Your task:
Reply with the count of lines holding "structured", nothing more.

Material for this task:

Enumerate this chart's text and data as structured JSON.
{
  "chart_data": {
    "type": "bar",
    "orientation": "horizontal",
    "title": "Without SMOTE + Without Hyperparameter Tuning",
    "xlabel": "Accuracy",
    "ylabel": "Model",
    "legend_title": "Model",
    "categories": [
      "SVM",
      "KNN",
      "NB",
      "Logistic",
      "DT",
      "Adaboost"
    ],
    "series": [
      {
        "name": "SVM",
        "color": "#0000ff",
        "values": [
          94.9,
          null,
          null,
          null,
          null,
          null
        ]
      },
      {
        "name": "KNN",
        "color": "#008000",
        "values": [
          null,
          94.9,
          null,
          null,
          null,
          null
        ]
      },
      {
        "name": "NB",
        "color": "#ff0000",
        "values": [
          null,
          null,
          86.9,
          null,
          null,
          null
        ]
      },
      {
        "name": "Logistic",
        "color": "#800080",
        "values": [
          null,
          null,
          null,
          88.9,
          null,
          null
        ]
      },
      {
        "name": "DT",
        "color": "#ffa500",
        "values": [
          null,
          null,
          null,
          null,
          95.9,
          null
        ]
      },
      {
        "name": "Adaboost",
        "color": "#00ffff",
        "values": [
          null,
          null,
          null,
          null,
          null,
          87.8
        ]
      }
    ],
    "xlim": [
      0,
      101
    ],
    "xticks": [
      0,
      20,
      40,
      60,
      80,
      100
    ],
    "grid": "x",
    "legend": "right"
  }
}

--

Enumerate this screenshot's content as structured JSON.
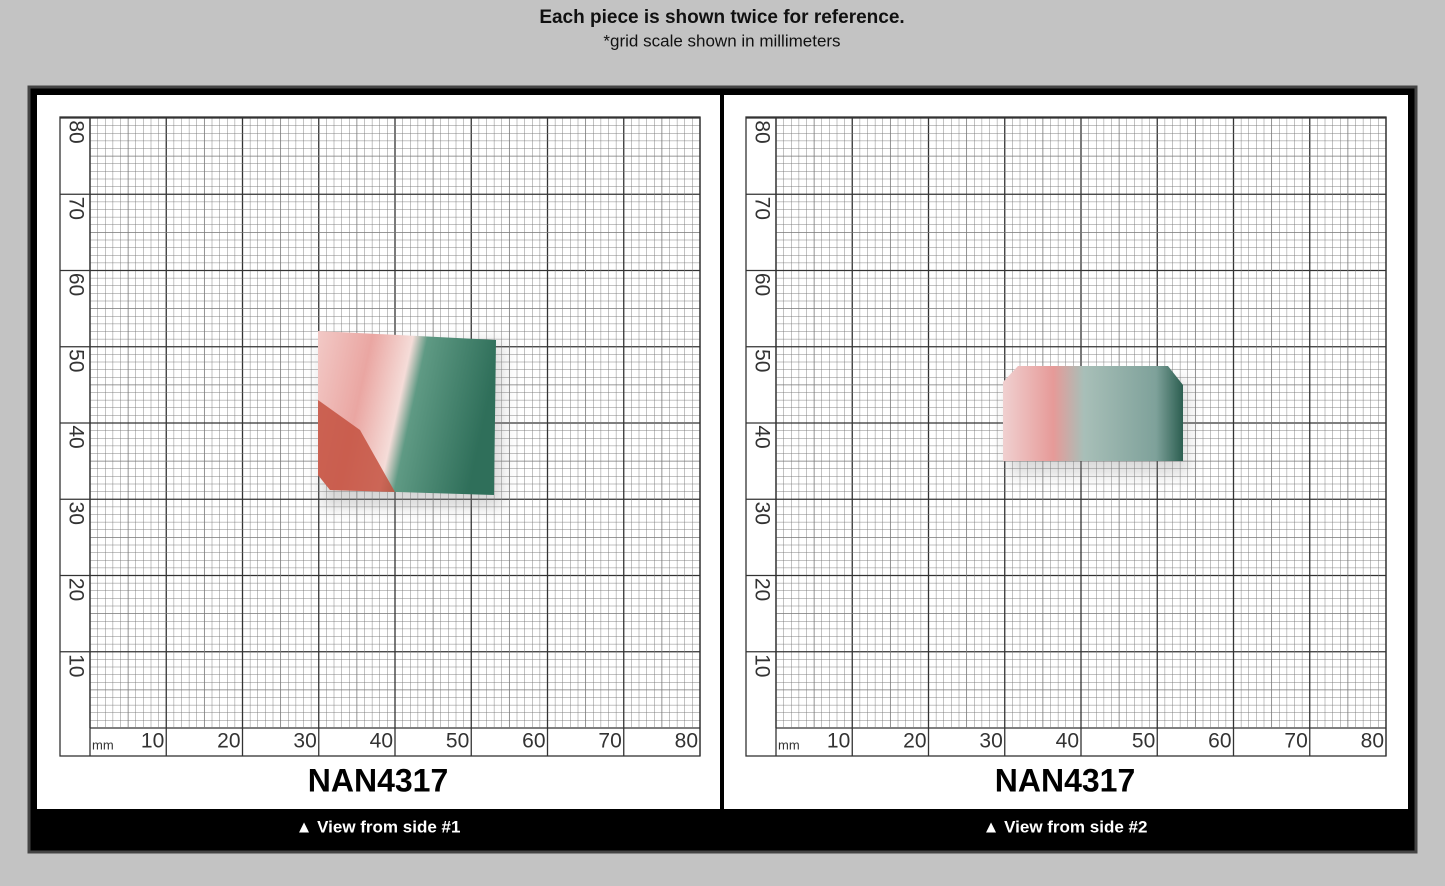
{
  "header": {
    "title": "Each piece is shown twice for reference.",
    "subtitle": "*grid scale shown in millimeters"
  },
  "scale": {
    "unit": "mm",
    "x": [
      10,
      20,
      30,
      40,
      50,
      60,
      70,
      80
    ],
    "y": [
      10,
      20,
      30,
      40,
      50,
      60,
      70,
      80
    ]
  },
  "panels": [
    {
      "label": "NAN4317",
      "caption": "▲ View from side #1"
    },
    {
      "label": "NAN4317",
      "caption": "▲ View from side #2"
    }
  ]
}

==

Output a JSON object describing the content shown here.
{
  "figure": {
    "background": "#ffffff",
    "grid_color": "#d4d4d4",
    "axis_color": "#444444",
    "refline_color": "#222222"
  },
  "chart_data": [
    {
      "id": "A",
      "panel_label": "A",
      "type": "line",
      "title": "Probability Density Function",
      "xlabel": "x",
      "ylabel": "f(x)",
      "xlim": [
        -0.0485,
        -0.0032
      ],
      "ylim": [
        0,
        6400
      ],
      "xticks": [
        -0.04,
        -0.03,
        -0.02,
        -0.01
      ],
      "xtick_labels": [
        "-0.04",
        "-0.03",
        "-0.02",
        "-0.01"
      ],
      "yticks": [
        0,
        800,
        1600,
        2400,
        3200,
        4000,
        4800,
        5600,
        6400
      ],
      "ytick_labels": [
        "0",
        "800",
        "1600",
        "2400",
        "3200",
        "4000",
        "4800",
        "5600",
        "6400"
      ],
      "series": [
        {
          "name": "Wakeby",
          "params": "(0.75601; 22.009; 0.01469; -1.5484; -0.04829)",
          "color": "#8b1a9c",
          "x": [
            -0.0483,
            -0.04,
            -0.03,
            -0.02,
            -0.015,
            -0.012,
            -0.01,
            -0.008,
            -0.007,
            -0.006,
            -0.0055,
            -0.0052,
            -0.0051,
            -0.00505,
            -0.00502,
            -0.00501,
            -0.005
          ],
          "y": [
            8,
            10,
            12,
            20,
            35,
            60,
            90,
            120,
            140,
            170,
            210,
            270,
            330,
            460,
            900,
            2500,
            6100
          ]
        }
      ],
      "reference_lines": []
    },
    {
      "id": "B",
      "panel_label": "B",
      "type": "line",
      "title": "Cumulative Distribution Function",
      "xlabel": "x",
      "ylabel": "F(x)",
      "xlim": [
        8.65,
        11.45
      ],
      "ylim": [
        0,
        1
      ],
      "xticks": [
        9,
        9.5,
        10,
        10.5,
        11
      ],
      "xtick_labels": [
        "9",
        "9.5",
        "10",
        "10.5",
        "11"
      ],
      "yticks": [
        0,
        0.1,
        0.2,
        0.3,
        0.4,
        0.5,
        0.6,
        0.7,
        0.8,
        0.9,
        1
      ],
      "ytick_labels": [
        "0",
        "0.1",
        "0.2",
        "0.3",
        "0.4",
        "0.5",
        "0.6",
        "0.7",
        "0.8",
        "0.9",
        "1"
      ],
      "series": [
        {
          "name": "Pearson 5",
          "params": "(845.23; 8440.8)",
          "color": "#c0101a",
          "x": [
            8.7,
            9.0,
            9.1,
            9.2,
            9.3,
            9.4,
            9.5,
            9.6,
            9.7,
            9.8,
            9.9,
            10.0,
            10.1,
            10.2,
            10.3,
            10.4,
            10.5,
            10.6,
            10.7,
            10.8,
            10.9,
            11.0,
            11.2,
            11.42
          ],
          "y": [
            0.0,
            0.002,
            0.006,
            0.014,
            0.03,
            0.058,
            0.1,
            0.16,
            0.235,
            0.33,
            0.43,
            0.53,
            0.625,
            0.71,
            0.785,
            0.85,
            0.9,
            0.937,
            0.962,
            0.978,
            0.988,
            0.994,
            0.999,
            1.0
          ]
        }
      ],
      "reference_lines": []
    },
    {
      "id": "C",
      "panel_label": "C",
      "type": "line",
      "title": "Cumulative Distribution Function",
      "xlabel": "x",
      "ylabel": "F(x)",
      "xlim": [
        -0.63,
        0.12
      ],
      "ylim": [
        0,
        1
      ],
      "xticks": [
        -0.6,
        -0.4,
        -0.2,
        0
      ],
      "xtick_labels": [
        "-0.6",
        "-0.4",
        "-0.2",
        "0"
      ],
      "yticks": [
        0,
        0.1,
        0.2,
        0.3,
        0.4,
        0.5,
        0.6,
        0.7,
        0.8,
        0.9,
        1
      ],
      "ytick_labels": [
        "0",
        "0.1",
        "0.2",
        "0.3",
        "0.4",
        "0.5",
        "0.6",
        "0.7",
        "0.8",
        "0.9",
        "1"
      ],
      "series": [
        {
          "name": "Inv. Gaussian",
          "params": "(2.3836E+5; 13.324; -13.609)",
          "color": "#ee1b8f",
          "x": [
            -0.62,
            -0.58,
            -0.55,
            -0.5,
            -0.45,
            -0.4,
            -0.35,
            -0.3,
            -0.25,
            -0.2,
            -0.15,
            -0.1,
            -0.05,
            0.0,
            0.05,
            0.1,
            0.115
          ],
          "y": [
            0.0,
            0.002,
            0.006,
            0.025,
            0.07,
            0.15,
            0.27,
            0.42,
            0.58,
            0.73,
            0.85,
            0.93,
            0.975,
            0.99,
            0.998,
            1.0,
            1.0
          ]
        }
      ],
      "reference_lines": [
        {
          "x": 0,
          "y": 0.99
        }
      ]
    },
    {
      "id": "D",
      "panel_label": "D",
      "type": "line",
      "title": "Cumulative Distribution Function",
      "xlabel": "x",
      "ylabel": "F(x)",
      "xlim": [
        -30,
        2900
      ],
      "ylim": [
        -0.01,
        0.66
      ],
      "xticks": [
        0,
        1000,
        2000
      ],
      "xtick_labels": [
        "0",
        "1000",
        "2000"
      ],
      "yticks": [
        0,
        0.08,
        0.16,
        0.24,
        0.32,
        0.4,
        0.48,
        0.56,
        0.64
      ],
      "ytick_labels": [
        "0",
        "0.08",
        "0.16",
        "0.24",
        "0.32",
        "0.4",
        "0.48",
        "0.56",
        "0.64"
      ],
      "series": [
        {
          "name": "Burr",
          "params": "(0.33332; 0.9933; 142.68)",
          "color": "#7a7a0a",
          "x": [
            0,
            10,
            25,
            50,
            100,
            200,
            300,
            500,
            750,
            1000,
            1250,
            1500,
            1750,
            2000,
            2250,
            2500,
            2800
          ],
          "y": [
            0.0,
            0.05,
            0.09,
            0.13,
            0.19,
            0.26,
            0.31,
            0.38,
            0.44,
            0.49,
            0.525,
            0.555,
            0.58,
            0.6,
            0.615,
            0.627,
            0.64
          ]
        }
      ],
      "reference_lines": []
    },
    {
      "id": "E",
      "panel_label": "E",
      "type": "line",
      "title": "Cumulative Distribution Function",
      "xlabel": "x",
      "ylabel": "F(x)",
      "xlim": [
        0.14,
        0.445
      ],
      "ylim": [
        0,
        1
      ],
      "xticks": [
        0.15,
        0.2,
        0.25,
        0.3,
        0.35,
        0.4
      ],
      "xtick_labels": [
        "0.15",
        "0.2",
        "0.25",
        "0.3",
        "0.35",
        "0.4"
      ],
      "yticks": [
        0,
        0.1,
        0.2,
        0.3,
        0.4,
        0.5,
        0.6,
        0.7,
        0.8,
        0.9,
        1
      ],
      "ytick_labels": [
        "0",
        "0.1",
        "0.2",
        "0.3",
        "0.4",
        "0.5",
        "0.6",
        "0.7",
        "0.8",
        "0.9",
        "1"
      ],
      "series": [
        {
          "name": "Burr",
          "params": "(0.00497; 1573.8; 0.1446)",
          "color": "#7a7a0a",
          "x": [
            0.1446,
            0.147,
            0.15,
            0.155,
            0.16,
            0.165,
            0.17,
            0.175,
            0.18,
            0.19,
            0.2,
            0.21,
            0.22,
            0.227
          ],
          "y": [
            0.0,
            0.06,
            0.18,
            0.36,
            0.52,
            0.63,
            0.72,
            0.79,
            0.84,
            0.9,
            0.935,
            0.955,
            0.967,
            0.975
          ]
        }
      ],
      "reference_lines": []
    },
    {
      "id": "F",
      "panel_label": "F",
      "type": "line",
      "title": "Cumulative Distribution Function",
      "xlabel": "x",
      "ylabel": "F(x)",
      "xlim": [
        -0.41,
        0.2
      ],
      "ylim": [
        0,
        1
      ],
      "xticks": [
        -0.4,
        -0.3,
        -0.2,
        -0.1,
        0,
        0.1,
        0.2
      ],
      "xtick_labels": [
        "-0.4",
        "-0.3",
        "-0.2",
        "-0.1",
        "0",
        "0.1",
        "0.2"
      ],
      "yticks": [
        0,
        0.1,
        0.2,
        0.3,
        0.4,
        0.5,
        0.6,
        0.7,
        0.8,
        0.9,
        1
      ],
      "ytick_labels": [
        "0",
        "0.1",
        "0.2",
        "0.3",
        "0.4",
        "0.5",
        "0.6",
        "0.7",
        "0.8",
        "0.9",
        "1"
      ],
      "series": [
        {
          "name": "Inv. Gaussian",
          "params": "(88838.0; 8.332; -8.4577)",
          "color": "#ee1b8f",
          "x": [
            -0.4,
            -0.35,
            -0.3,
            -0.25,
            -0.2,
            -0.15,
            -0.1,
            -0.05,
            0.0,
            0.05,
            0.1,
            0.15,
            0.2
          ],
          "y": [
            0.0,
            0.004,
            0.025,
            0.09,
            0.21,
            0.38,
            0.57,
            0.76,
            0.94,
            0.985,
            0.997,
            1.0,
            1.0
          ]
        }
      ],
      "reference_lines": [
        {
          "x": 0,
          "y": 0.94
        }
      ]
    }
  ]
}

Finished exercise:
2